Records about charts and figures →

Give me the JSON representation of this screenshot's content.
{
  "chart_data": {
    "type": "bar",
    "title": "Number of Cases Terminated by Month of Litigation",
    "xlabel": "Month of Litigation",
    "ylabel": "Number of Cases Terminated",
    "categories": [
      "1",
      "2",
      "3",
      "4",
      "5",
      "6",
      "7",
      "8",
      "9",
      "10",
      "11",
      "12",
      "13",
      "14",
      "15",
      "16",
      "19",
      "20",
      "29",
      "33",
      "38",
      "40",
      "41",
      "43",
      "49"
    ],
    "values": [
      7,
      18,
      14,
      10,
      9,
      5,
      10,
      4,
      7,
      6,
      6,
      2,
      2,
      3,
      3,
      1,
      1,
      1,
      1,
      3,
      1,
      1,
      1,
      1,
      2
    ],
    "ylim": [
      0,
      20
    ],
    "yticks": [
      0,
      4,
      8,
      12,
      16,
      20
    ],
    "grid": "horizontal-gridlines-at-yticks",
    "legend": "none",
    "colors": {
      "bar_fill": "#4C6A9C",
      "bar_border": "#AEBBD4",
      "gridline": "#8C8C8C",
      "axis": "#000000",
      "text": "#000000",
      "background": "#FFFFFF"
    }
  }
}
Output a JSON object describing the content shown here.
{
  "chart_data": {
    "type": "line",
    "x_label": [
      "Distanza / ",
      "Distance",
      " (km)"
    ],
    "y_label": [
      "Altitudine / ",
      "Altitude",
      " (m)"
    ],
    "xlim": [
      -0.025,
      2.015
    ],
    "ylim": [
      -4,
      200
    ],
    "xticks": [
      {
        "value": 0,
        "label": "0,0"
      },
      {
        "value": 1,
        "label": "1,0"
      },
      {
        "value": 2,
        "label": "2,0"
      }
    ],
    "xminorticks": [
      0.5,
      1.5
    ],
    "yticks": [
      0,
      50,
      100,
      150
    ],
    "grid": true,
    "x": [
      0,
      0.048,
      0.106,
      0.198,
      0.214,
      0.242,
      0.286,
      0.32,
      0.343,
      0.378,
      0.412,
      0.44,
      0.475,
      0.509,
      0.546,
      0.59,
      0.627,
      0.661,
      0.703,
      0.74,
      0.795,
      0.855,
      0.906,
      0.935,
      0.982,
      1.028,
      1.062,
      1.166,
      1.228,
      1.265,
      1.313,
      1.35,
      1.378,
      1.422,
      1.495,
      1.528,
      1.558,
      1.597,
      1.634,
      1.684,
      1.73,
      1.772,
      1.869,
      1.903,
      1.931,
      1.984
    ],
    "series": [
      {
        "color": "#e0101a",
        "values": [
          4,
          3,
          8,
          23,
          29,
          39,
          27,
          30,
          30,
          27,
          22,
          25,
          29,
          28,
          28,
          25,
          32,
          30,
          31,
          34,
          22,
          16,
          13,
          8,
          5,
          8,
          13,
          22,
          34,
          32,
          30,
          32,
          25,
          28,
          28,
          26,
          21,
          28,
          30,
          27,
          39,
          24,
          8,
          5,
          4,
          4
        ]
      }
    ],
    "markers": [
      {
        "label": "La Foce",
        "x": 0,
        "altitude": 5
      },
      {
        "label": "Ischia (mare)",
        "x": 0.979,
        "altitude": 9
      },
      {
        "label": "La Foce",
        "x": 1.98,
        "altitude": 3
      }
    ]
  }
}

Exercise instructions →
Which lines of the data above contain "Litigation"? Copy each one.

Written solution →
    "title": "Number of Cases Terminated by Month of Litigation",
    "xlabel": "Month of Litigation",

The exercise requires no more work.